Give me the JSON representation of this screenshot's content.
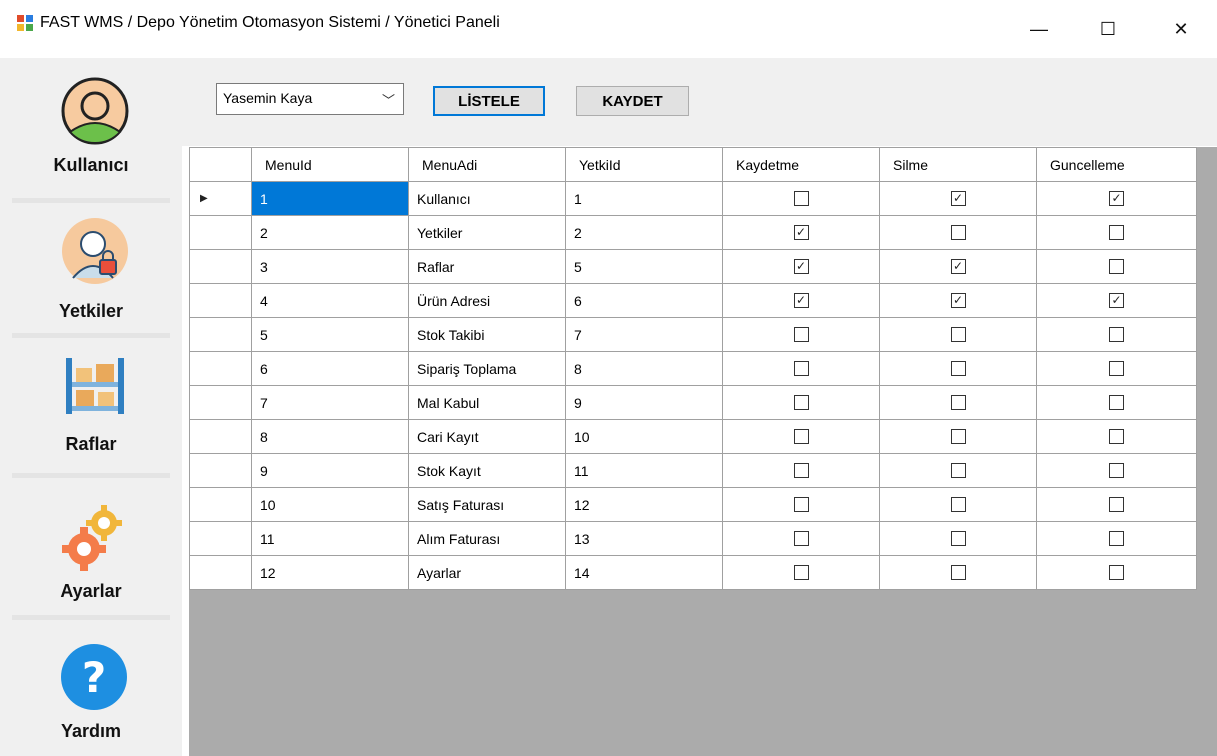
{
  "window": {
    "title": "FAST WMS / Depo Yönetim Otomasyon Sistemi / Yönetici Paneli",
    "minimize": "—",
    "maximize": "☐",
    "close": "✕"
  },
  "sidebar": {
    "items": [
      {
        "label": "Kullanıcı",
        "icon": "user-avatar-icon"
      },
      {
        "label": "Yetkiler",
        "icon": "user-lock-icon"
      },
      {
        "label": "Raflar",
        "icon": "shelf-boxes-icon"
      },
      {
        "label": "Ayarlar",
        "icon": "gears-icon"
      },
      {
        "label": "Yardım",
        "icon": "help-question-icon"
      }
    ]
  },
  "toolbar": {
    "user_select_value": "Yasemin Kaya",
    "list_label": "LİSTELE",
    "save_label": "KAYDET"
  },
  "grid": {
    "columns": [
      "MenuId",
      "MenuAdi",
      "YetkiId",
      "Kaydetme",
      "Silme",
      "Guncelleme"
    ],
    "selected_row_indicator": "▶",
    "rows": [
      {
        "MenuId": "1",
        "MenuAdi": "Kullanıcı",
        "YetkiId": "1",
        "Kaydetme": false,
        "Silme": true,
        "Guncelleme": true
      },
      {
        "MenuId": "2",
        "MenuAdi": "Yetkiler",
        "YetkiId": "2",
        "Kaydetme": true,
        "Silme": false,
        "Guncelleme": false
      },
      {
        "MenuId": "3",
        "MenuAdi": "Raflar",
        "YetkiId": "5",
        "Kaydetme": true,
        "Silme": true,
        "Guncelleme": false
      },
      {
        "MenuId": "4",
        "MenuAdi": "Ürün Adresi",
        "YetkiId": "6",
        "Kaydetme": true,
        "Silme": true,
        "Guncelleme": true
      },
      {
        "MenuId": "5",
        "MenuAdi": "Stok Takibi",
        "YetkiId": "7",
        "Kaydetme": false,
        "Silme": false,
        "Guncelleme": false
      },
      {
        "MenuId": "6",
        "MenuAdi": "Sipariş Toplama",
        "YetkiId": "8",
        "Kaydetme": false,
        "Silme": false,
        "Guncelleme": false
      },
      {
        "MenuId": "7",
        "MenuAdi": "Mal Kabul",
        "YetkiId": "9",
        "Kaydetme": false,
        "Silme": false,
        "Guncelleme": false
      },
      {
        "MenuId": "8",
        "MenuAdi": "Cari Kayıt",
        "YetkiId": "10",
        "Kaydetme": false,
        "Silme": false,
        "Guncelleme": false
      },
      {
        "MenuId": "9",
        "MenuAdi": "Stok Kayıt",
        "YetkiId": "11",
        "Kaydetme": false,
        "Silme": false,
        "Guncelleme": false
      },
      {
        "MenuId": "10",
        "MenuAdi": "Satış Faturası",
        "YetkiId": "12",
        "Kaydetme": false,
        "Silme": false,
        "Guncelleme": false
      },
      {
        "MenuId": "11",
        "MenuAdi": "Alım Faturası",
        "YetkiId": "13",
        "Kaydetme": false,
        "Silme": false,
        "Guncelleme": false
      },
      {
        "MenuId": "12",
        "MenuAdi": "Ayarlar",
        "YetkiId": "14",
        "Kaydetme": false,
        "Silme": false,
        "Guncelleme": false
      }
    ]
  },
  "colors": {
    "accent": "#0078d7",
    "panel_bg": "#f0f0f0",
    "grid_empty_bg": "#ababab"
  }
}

:::

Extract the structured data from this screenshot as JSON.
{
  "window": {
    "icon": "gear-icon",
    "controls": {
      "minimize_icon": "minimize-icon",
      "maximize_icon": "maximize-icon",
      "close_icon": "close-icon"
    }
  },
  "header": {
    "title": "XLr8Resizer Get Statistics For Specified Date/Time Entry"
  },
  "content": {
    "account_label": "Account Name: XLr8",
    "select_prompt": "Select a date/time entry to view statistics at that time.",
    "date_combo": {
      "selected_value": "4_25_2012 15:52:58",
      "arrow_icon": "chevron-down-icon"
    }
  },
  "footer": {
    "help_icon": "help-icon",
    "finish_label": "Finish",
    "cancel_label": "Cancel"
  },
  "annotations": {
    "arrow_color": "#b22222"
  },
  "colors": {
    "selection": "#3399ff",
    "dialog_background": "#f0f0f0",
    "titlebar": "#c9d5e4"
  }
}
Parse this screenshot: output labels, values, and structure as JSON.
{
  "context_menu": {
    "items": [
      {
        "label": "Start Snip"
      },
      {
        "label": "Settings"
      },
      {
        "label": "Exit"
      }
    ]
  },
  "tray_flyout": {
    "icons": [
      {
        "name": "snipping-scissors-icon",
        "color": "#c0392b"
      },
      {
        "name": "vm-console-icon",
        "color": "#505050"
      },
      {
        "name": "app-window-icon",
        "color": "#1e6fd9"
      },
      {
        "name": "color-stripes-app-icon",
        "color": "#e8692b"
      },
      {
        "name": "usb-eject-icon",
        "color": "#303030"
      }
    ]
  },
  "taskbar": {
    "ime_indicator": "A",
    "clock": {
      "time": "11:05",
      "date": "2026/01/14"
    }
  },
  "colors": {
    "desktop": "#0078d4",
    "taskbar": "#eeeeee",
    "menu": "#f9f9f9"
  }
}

:::

• Exercise task: Scan the records above for the string "JSON", then select every line that holds it.

• Solution to the problem:
Give me the JSON representation of this screenshot's content.
Extract the structured data from this screenshot as JSON.
Parse this screenshot: output labels, values, and structure as JSON.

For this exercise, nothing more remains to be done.